Write out the Contiki trip post again, beginning at the words "7 countries, 14" and stopping after "all that bad.", and swap "taxi" for "cab" wherever it appears.

- Given text:
....

#NoRegrets? My first and last Contiki 

#NoRegrets? Maybe just a few.
Contiki was a whirlwind to say in the least. I can’t believe how fast two weeks have flown by. The motto of Contiki is No Regrets – a good one, but I definitely regret not looking into the cost a bit more. The only thing that is actually included with Contiki, out of 14 days, was breakfast, accommodation, transportation to and from each city, and 4 dinners. The rest of the dinners, tours, boat tours, and other cool shit you saw me do, were not included and posed a high price. I opted in for most of the optionals the first week, and opted out of most the second week because I was already hundreds of dollars over budget because of dinner, alcohol, taxis back from clubs, and probably too much gelato to admit. That’s all my doing – but I definitely didn’t budget enough, especially because some of the prices of the optionals had gone up since I saw them first. The boat tour up the Almafi coast originally said 48EUR, and when it came time for it, it was 60EUR. That’s close to 70USD. 
Wifi on board. More like, your first ten minutes of Wifi is free and then you have to pay for the rest, that burns out quick. I paid over $11USD for 288MB of data that seemingly disappeared after barely using it. I even kept my phone on airplane mode and suddenly it wouldn’t let me log back in. 
7 countries, 14 days. More like, 4 countries with a few stop overs. We had literally 10 minutes at a bathroom station in Bosnia, 2 hours for lunch in Montenegro, and because there was an optional dinner in Split, we had about an hour in the town itself. No one forced me to do the dinner and go to the hotel right away… but I still did. For something called “Adriatic Unearthed” I felt a little jipped at the whole “unearthing” concept. Our hotels weren’t exactly central, so going out required a taxi. If you didn’t do the optionals, you were either stuck in town, or stuck at the hotel with not much to do. So in total, without the airfare flying into Europe, I spent over $2500 for two weeks. That amount of money would have stretched me a whole lot farther if I had done the two weeks on my own, but it wasn’t all that bad.

....

- Source excerpt:
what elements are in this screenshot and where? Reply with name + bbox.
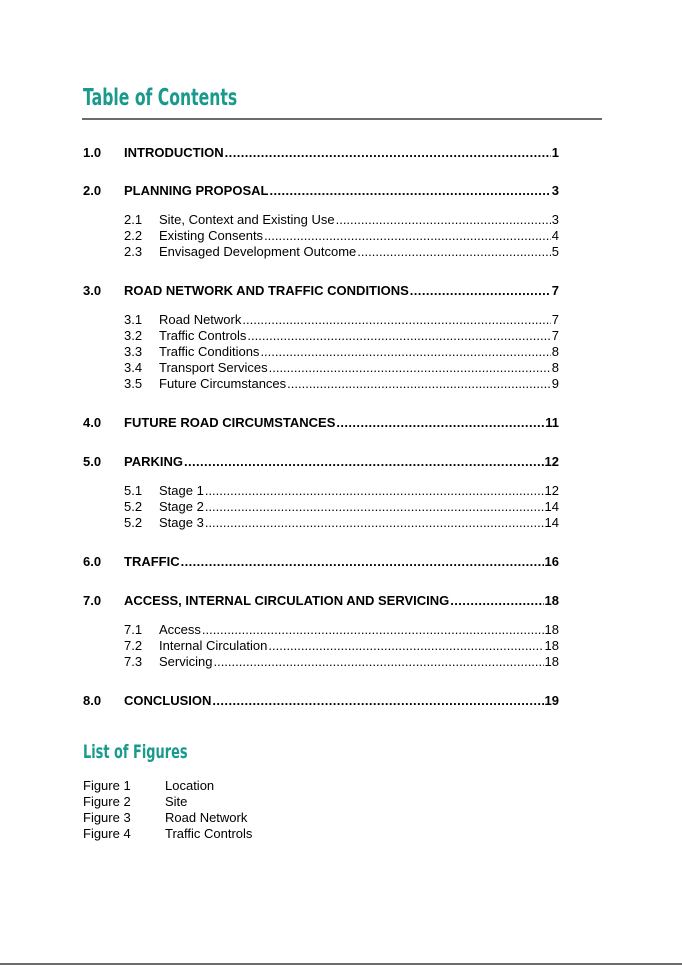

....

- Answer:
7 countries, 14 days. More like, 4 countries with a few stop overs. We had literally 10 minutes at a bathroom station in Bosnia, 2 hours for lunch in Montenegro, and because there was an optional dinner in Split, we had about an hour in the town itself. No one forced me to do the dinner and go to the hotel right away… but I still did. For something called “Adriatic Unearthed” I felt a little jipped at the whole “unearthing” concept. Our hotels weren’t exactly central, so going out required a cab. If you didn’t do the optionals, you were either stuck in town, or stuck at the hotel with not much to do. So in total, without the airfare flying into Europe, I spent over $2500 for two weeks. That amount of money would have stretched me a whole lot farther if I had done the two weeks on my own, but it wasn’t all that bad.